Written instruction → State how many lines of the listing below include the word "this". Give only the number.

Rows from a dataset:
_ _ _ _
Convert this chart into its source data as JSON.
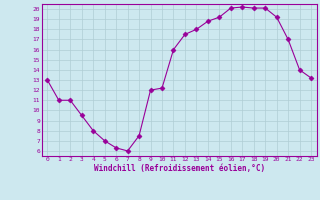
{
  "x": [
    0,
    1,
    2,
    3,
    4,
    5,
    6,
    7,
    8,
    9,
    10,
    11,
    12,
    13,
    14,
    15,
    16,
    17,
    18,
    19,
    20,
    21,
    22,
    23
  ],
  "y": [
    13,
    11,
    11,
    9.5,
    8,
    7,
    6.3,
    6,
    7.5,
    12,
    12.2,
    16,
    17.5,
    18,
    18.8,
    19.2,
    20.1,
    20.2,
    20.1,
    20.1,
    19.2,
    17,
    14,
    13.2
  ],
  "line_color": "#990099",
  "marker": "D",
  "marker_size": 2.5,
  "bg_color": "#cde8ef",
  "grid_color": "#b0cdd4",
  "xlabel": "Windchill (Refroidissement éolien,°C)",
  "xlim": [
    -0.5,
    23.5
  ],
  "ylim": [
    5.5,
    20.5
  ],
  "yticks": [
    6,
    7,
    8,
    9,
    10,
    11,
    12,
    13,
    14,
    15,
    16,
    17,
    18,
    19,
    20
  ],
  "xticks": [
    0,
    1,
    2,
    3,
    4,
    5,
    6,
    7,
    8,
    9,
    10,
    11,
    12,
    13,
    14,
    15,
    16,
    17,
    18,
    19,
    20,
    21,
    22,
    23
  ]
}
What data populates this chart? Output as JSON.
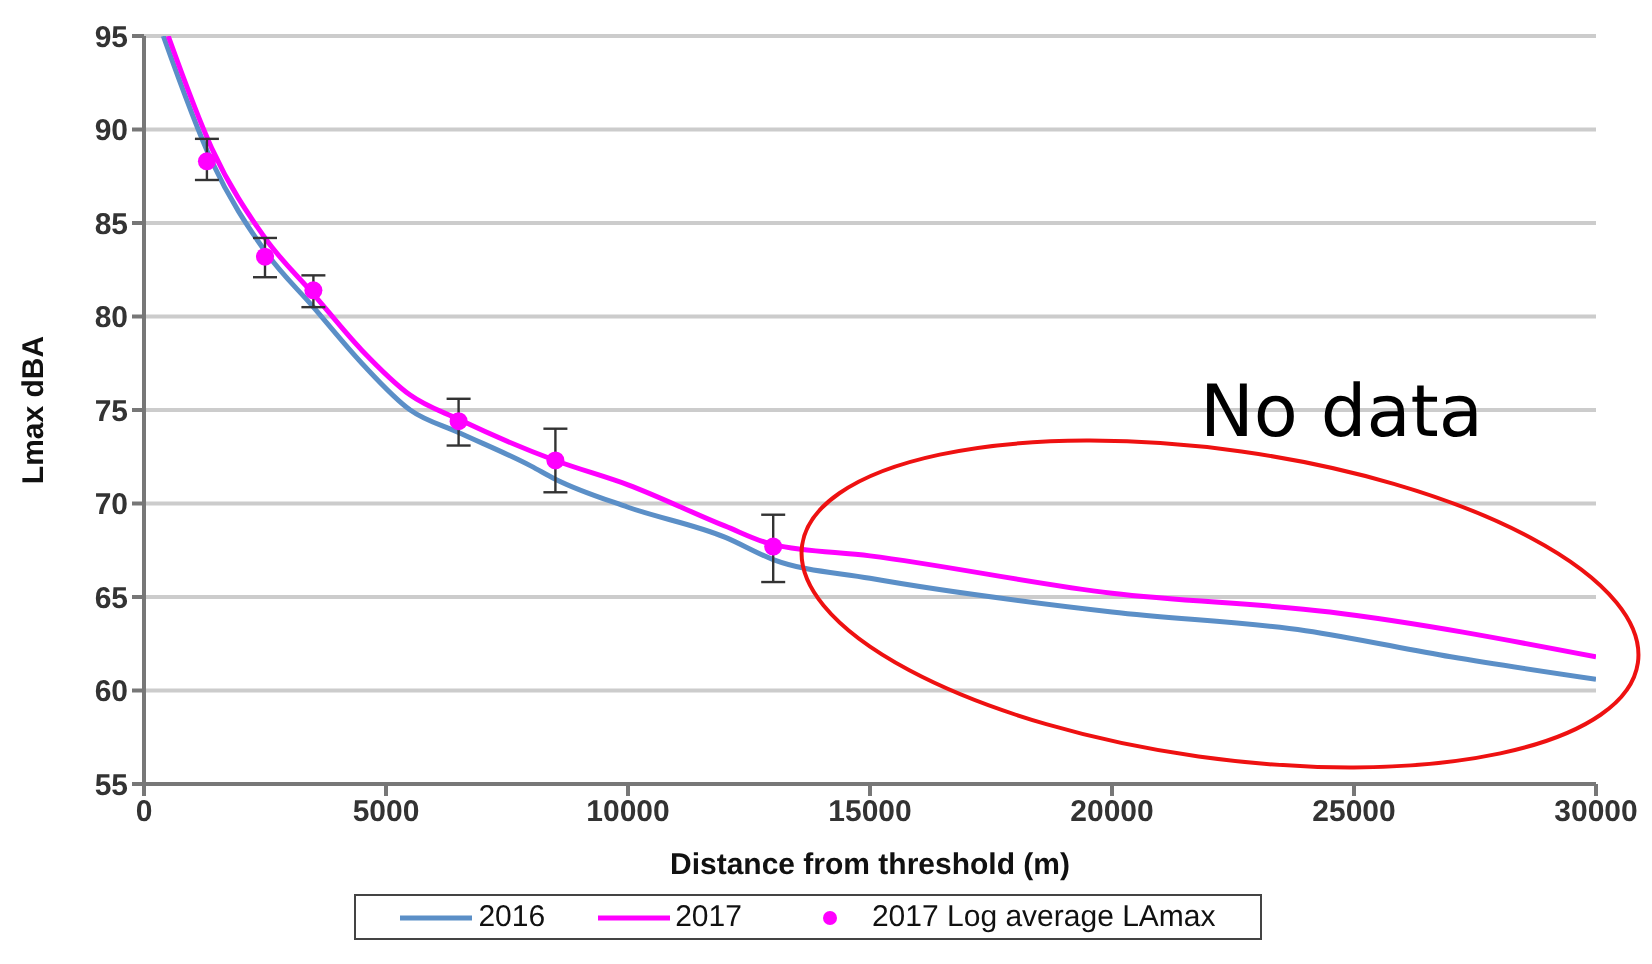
_ _ _ _
Finished answer → 2